Items from a dataset
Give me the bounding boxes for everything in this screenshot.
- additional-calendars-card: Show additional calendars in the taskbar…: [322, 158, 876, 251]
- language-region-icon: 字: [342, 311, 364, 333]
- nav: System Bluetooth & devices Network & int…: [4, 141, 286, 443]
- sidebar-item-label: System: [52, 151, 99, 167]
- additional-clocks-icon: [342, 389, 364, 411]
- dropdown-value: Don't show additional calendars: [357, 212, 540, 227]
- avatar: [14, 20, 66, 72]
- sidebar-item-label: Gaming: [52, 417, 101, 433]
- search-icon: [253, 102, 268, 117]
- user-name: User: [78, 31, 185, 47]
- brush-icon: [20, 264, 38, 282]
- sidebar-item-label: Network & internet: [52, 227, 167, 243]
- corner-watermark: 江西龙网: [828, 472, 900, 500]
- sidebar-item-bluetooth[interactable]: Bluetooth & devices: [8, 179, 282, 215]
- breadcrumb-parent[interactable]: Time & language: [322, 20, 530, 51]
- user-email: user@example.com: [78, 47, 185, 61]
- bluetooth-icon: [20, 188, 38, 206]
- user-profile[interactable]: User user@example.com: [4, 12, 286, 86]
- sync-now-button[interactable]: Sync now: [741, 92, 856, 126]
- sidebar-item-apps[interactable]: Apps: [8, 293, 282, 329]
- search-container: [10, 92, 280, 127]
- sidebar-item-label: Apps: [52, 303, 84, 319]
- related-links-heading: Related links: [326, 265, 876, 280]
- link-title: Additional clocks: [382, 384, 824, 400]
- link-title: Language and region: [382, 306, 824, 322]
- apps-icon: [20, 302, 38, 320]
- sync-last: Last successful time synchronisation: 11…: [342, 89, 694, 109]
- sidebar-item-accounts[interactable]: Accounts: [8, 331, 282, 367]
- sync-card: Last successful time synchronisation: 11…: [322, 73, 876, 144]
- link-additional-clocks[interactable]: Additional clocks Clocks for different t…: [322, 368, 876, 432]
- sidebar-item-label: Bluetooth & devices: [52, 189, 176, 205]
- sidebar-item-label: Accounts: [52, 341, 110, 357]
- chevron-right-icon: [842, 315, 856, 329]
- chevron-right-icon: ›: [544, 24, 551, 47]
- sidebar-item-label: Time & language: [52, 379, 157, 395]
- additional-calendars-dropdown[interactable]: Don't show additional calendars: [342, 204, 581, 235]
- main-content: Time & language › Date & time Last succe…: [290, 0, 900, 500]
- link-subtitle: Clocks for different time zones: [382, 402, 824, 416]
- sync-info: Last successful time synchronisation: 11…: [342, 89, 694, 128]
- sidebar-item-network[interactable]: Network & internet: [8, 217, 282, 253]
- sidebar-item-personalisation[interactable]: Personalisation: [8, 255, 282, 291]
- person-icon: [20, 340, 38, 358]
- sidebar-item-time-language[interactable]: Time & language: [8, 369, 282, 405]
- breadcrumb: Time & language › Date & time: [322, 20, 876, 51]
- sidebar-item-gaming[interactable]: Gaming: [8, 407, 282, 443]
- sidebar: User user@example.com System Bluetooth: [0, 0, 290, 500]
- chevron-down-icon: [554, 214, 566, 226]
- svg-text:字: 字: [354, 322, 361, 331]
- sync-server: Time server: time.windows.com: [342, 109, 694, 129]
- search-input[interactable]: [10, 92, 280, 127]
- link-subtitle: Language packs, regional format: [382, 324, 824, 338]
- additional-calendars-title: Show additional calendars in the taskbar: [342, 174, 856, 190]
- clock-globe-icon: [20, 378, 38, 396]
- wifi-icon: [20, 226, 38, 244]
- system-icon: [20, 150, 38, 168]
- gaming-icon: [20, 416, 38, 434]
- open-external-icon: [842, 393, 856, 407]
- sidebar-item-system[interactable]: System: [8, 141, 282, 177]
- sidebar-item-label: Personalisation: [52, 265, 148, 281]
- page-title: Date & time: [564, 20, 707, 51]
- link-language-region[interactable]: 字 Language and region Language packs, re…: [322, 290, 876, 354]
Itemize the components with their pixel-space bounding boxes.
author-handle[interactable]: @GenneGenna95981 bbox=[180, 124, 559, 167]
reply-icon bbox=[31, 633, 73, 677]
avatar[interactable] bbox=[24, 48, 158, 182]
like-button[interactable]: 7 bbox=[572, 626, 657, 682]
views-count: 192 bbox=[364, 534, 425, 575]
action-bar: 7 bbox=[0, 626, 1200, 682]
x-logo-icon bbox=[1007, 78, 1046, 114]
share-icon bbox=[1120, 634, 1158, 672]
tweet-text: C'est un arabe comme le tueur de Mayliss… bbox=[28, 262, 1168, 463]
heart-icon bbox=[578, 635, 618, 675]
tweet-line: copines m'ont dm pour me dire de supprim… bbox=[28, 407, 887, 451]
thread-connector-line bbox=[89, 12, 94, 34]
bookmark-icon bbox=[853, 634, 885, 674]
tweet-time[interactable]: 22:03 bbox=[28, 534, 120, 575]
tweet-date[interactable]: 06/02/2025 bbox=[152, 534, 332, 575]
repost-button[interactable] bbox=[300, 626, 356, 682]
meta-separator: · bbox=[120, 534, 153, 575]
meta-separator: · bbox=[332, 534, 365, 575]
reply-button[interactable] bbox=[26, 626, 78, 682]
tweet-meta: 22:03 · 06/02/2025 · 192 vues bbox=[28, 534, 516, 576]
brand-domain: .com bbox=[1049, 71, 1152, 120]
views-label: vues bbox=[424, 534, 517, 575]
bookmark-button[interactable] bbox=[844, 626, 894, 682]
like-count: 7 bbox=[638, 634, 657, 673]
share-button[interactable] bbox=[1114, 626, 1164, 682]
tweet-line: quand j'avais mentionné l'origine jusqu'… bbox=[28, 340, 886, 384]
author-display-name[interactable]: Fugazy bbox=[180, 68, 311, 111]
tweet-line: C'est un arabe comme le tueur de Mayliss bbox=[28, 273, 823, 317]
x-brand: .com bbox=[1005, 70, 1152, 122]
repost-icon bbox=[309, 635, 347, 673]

- [What you are asked to do]:
Write out all the rows again, replacing "sidebar-item-label" with "menu-item-label" everywhere it appears. Leave everything else unchanged.

- [Result of this exercise]:
Give me the bounding boxes for everything in this screenshot.
- additional-calendars-card: Show additional calendars in the taskbar…: [322, 158, 876, 251]
- language-region-icon: 字: [342, 311, 364, 333]
- nav: System Bluetooth & devices Network & int…: [4, 141, 286, 443]
- menu-item-label: System: [52, 151, 99, 167]
- additional-clocks-icon: [342, 389, 364, 411]
- dropdown-value: Don't show additional calendars: [357, 212, 540, 227]
- avatar: [14, 20, 66, 72]
- menu-item-label: Gaming: [52, 417, 101, 433]
- search-icon: [253, 102, 268, 117]
- user-name: User: [78, 31, 185, 47]
- brush-icon: [20, 264, 38, 282]
- menu-item-label: Network & internet: [52, 227, 167, 243]
- corner-watermark: 江西龙网: [828, 472, 900, 500]
- sidebar-item-bluetooth[interactable]: Bluetooth & devices: [8, 179, 282, 215]
- breadcrumb-parent[interactable]: Time & language: [322, 20, 530, 51]
- user-email: user@example.com: [78, 47, 185, 61]
- bluetooth-icon: [20, 188, 38, 206]
- user-profile[interactable]: User user@example.com: [4, 12, 286, 86]
- sync-now-button[interactable]: Sync now: [741, 92, 856, 126]
- sidebar-item-apps[interactable]: Apps: [8, 293, 282, 329]
- search-container: [10, 92, 280, 127]
- menu-item-label: Apps: [52, 303, 84, 319]
- related-links-heading: Related links: [326, 265, 876, 280]
- link-title: Additional clocks: [382, 384, 824, 400]
- link-title: Language and region: [382, 306, 824, 322]
- apps-icon: [20, 302, 38, 320]
- sync-last: Last successful time synchronisation: 11…: [342, 89, 694, 109]
- sidebar-item-accounts[interactable]: Accounts: [8, 331, 282, 367]
- sync-card: Last successful time synchronisation: 11…: [322, 73, 876, 144]
- link-additional-clocks[interactable]: Additional clocks Clocks for different t…: [322, 368, 876, 432]
- menu-item-label: Bluetooth & devices: [52, 189, 176, 205]
- menu-item-label: Accounts: [52, 341, 110, 357]
- chevron-right-icon: [842, 315, 856, 329]
- chevron-right-icon: ›: [544, 24, 551, 47]
- menu-item-label: Time & language: [52, 379, 157, 395]
- additional-calendars-dropdown[interactable]: Don't show additional calendars: [342, 204, 581, 235]
- main-content: Time & language › Date & time Last succe…: [290, 0, 900, 500]
- link-subtitle: Clocks for different time zones: [382, 402, 824, 416]
- sync-info: Last successful time synchronisation: 11…: [342, 89, 694, 128]
- sidebar-item-network[interactable]: Network & internet: [8, 217, 282, 253]
- sidebar-item-personalisation[interactable]: Personalisation: [8, 255, 282, 291]
- person-icon: [20, 340, 38, 358]
- sidebar-item-time-language[interactable]: Time & language: [8, 369, 282, 405]
- breadcrumb: Time & language › Date & time: [322, 20, 876, 51]
- sidebar-item-gaming[interactable]: Gaming: [8, 407, 282, 443]
- sidebar: User user@example.com System Bluetooth: [0, 0, 290, 500]
- chevron-down-icon: [554, 214, 566, 226]
- svg-text:字: 字: [354, 322, 361, 331]
- sync-server: Time server: time.windows.com: [342, 109, 694, 129]
- search-input[interactable]: [10, 92, 280, 127]
- link-subtitle: Language packs, regional format: [382, 324, 824, 338]
- additional-calendars-title: Show additional calendars in the taskbar: [342, 174, 856, 190]
- clock-globe-icon: [20, 378, 38, 396]
- wifi-icon: [20, 226, 38, 244]
- system-icon: [20, 150, 38, 168]
- gaming-icon: [20, 416, 38, 434]
- open-external-icon: [842, 393, 856, 407]
- sidebar-item-system[interactable]: System: [8, 141, 282, 177]
- menu-item-label: Personalisation: [52, 265, 148, 281]
- page-title: Date & time: [564, 20, 707, 51]
- link-language-region[interactable]: 字 Language and region Language packs, re…: [322, 290, 876, 354]
Itemize the components with their pixel-space bounding boxes.
author-handle[interactable]: @GenneGenna95981 bbox=[180, 124, 559, 167]
reply-icon bbox=[31, 633, 73, 677]
avatar[interactable] bbox=[24, 48, 158, 182]
like-button[interactable]: 7 bbox=[572, 626, 657, 682]
views-count: 192 bbox=[364, 534, 425, 575]
action-bar: 7 bbox=[0, 626, 1200, 682]
x-logo-icon bbox=[1007, 78, 1046, 114]
share-icon bbox=[1120, 634, 1158, 672]
tweet-text: C'est un arabe comme le tueur de Mayliss… bbox=[28, 262, 1168, 463]
heart-icon bbox=[578, 635, 618, 675]
tweet-line: copines m'ont dm pour me dire de supprim… bbox=[28, 407, 887, 451]
thread-connector-line bbox=[89, 12, 94, 34]
bookmark-icon bbox=[853, 634, 885, 674]
tweet-time[interactable]: 22:03 bbox=[28, 534, 120, 575]
tweet-date[interactable]: 06/02/2025 bbox=[152, 534, 332, 575]
repost-button[interactable] bbox=[300, 626, 356, 682]
meta-separator: · bbox=[120, 534, 153, 575]
meta-separator: · bbox=[332, 534, 365, 575]
reply-button[interactable] bbox=[26, 626, 78, 682]
tweet-meta: 22:03 · 06/02/2025 · 192 vues bbox=[28, 534, 516, 576]
brand-domain: .com bbox=[1049, 71, 1152, 120]
views-label: vues bbox=[424, 534, 517, 575]
bookmark-button[interactable] bbox=[844, 626, 894, 682]
like-count: 7 bbox=[638, 634, 657, 673]
share-button[interactable] bbox=[1114, 626, 1164, 682]
tweet-line: quand j'avais mentionné l'origine jusqu'… bbox=[28, 340, 886, 384]
author-display-name[interactable]: Fugazy bbox=[180, 68, 311, 111]
tweet-line: C'est un arabe comme le tueur de Mayliss bbox=[28, 273, 823, 317]
x-brand: .com bbox=[1005, 70, 1152, 122]
repost-icon bbox=[309, 635, 347, 673]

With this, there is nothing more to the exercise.